• **Problem statement**
Transcribe the material in full, exactly as written.

• **Records for the exercise**
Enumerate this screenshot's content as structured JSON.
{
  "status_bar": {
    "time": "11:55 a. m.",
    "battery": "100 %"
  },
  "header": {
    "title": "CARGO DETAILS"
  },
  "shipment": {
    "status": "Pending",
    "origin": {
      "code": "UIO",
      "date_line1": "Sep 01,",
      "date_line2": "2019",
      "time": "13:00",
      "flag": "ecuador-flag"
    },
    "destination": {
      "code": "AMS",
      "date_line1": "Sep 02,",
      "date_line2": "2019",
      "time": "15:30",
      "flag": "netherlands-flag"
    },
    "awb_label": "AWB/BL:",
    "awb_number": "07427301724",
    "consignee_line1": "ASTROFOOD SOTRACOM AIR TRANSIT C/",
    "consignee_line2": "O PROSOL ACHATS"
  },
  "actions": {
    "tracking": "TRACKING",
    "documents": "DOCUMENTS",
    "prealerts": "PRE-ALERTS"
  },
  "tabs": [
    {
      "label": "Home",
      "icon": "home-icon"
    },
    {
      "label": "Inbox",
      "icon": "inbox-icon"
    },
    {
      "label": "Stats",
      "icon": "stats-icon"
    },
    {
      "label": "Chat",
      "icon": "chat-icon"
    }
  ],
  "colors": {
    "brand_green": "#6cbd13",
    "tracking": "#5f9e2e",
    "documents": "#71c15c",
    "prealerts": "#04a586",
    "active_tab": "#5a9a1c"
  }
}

• **Output for this exercise**
Enumerate this screenshot's content as structured JSON.
{
  "status_bar": {
    "time": "11:55 a. m.",
    "battery": "100 %"
  },
  "header": {
    "title": "CARGO DETAILS"
  },
  "shipment": {
    "status": "Pending",
    "origin": {
      "code": "UIO",
      "date_line1": "Sep 01,",
      "date_line2": "2019",
      "time": "13:00",
      "flag": "ecuador-flag"
    },
    "destination": {
      "code": "AMS",
      "date_line1": "Sep 02,",
      "date_line2": "2019",
      "time": "15:30",
      "flag": "netherlands-flag"
    },
    "awb_label": "AWB/BL:",
    "awb_number": "07427301724",
    "consignee_line1": "ASTROFOOD SOTRACOM AIR TRANSIT C/",
    "consignee_line2": "O PROSOL ACHATS"
  },
  "actions": {
    "tracking": "TRACKING",
    "documents": "DOCUMENTS",
    "prealerts": "PRE-ALERTS"
  },
  "tabs": [
    {
      "label": "Home",
      "icon": "home-icon"
    },
    {
      "label": "Inbox",
      "icon": "inbox-icon"
    },
    {
      "label": "Stats",
      "icon": "stats-icon"
    },
    {
      "label": "Chat",
      "icon": "chat-icon"
    }
  ],
  "colors": {
    "brand_green": "#6cbd13",
    "tracking": "#5f9e2e",
    "documents": "#71c15c",
    "prealerts": "#04a586",
    "active_tab": "#5a9a1c"
  }
}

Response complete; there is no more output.